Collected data

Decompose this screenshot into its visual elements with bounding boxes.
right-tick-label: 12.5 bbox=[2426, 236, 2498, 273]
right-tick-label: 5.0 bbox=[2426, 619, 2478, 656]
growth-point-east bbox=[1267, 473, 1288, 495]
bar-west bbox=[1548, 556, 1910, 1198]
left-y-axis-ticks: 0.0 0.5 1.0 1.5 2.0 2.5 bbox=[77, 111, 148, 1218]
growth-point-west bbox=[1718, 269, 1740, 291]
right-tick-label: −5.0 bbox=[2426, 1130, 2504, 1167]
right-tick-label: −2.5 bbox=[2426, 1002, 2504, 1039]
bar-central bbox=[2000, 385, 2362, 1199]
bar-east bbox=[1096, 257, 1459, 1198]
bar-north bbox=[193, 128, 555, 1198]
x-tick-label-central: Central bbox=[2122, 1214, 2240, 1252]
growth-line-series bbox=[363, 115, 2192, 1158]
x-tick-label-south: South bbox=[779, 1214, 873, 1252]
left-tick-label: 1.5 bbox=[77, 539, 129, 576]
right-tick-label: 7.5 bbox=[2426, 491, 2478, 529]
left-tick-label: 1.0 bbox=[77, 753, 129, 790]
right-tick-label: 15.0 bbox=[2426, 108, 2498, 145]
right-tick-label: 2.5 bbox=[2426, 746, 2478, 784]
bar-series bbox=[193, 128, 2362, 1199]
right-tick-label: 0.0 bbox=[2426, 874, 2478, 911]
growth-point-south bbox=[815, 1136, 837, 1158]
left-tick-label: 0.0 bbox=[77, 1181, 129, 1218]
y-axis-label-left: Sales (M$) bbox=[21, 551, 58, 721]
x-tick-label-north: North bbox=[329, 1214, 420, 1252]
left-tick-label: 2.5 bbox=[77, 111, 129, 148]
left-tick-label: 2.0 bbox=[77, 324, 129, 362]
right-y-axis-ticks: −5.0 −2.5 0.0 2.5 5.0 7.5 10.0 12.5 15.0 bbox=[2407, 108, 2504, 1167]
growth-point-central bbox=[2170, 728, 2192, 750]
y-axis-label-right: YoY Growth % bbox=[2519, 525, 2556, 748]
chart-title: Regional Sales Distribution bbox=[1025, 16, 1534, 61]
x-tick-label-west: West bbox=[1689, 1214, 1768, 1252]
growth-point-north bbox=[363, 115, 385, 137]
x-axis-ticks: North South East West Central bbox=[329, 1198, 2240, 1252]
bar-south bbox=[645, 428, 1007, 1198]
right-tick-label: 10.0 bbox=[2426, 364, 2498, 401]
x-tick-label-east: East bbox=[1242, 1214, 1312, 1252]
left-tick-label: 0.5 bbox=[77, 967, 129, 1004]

**SHORT PROBLEM:** Reproduce the data above line for line, with no changes.

**RESULT:**
Decompose this screenshot into its visual elements with bounding boxes.
right-tick-label: 12.5 bbox=[2426, 236, 2498, 273]
right-tick-label: 5.0 bbox=[2426, 619, 2478, 656]
growth-point-east bbox=[1267, 473, 1288, 495]
bar-west bbox=[1548, 556, 1910, 1198]
left-y-axis-ticks: 0.0 0.5 1.0 1.5 2.0 2.5 bbox=[77, 111, 148, 1218]
growth-point-west bbox=[1718, 269, 1740, 291]
right-tick-label: −5.0 bbox=[2426, 1130, 2504, 1167]
right-tick-label: −2.5 bbox=[2426, 1002, 2504, 1039]
bar-central bbox=[2000, 385, 2362, 1199]
bar-east bbox=[1096, 257, 1459, 1198]
bar-north bbox=[193, 128, 555, 1198]
x-tick-label-central: Central bbox=[2122, 1214, 2240, 1252]
growth-line-series bbox=[363, 115, 2192, 1158]
x-tick-label-south: South bbox=[779, 1214, 873, 1252]
left-tick-label: 1.5 bbox=[77, 539, 129, 576]
right-tick-label: 7.5 bbox=[2426, 491, 2478, 529]
left-tick-label: 1.0 bbox=[77, 753, 129, 790]
right-tick-label: 15.0 bbox=[2426, 108, 2498, 145]
right-tick-label: 2.5 bbox=[2426, 746, 2478, 784]
bar-series bbox=[193, 128, 2362, 1199]
right-tick-label: 0.0 bbox=[2426, 874, 2478, 911]
growth-point-south bbox=[815, 1136, 837, 1158]
left-tick-label: 0.0 bbox=[77, 1181, 129, 1218]
y-axis-label-left: Sales (M$) bbox=[21, 551, 58, 721]
x-tick-label-north: North bbox=[329, 1214, 420, 1252]
left-tick-label: 2.5 bbox=[77, 111, 129, 148]
left-tick-label: 2.0 bbox=[77, 324, 129, 362]
right-y-axis-ticks: −5.0 −2.5 0.0 2.5 5.0 7.5 10.0 12.5 15.0 bbox=[2407, 108, 2504, 1167]
growth-point-central bbox=[2170, 728, 2192, 750]
y-axis-label-right: YoY Growth % bbox=[2519, 525, 2556, 748]
chart-title: Regional Sales Distribution bbox=[1025, 16, 1534, 61]
x-tick-label-west: West bbox=[1689, 1214, 1768, 1252]
growth-point-north bbox=[363, 115, 385, 137]
x-axis-ticks: North South East West Central bbox=[329, 1198, 2240, 1252]
bar-south bbox=[645, 428, 1007, 1198]
right-tick-label: 10.0 bbox=[2426, 364, 2498, 401]
x-tick-label-east: East bbox=[1242, 1214, 1312, 1252]
left-tick-label: 0.5 bbox=[77, 967, 129, 1004]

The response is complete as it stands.